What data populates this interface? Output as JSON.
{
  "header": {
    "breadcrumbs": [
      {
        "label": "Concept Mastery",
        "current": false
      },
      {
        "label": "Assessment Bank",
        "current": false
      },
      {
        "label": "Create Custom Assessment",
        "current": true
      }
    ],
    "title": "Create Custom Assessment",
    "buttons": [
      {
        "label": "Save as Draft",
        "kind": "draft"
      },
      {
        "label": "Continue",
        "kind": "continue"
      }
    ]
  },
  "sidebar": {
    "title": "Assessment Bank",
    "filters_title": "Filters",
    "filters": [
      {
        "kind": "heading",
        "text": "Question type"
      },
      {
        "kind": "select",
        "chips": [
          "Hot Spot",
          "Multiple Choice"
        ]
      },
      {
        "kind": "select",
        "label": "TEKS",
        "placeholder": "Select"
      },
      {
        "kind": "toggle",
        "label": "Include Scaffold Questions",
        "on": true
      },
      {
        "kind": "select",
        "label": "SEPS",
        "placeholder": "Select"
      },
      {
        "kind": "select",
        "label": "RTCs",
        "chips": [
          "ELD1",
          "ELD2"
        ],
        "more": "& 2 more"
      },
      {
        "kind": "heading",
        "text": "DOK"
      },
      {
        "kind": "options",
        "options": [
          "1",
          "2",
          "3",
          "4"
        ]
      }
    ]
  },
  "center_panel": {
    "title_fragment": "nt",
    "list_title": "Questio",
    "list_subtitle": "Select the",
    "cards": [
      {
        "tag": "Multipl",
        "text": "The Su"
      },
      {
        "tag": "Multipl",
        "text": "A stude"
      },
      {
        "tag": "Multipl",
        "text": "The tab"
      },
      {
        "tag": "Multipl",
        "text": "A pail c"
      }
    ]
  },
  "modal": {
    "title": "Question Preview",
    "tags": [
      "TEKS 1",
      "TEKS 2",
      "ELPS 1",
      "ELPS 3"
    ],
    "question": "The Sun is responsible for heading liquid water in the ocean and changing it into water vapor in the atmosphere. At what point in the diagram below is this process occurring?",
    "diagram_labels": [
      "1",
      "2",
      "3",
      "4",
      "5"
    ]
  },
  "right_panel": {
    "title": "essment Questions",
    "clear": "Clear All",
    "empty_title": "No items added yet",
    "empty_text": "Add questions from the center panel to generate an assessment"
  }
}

══════════════════════════════

Your task.
Copy out all of the lines above exactly.

Full solution.
What data populates this interface? Output as JSON.
{
  "header": {
    "breadcrumbs": [
      {
        "label": "Concept Mastery",
        "current": false
      },
      {
        "label": "Assessment Bank",
        "current": false
      },
      {
        "label": "Create Custom Assessment",
        "current": true
      }
    ],
    "title": "Create Custom Assessment",
    "buttons": [
      {
        "label": "Save as Draft",
        "kind": "draft"
      },
      {
        "label": "Continue",
        "kind": "continue"
      }
    ]
  },
  "sidebar": {
    "title": "Assessment Bank",
    "filters_title": "Filters",
    "filters": [
      {
        "kind": "heading",
        "text": "Question type"
      },
      {
        "kind": "select",
        "chips": [
          "Hot Spot",
          "Multiple Choice"
        ]
      },
      {
        "kind": "select",
        "label": "TEKS",
        "placeholder": "Select"
      },
      {
        "kind": "toggle",
        "label": "Include Scaffold Questions",
        "on": true
      },
      {
        "kind": "select",
        "label": "SEPS",
        "placeholder": "Select"
      },
      {
        "kind": "select",
        "label": "RTCs",
        "chips": [
          "ELD1",
          "ELD2"
        ],
        "more": "& 2 more"
      },
      {
        "kind": "heading",
        "text": "DOK"
      },
      {
        "kind": "options",
        "options": [
          "1",
          "2",
          "3",
          "4"
        ]
      }
    ]
  },
  "center_panel": {
    "title_fragment": "nt",
    "list_title": "Questio",
    "list_subtitle": "Select the",
    "cards": [
      {
        "tag": "Multipl",
        "text": "The Su"
      },
      {
        "tag": "Multipl",
        "text": "A stude"
      },
      {
        "tag": "Multipl",
        "text": "The tab"
      },
      {
        "tag": "Multipl",
        "text": "A pail c"
      }
    ]
  },
  "modal": {
    "title": "Question Preview",
    "tags": [
      "TEKS 1",
      "TEKS 2",
      "ELPS 1",
      "ELPS 3"
    ],
    "question": "The Sun is responsible for heading liquid water in the ocean and changing it into water vapor in the atmosphere. At what point in the diagram below is this process occurring?",
    "diagram_labels": [
      "1",
      "2",
      "3",
      "4",
      "5"
    ]
  },
  "right_panel": {
    "title": "essment Questions",
    "clear": "Clear All",
    "empty_title": "No items added yet",
    "empty_text": "Add questions from the center panel to generate an assessment"
  }
}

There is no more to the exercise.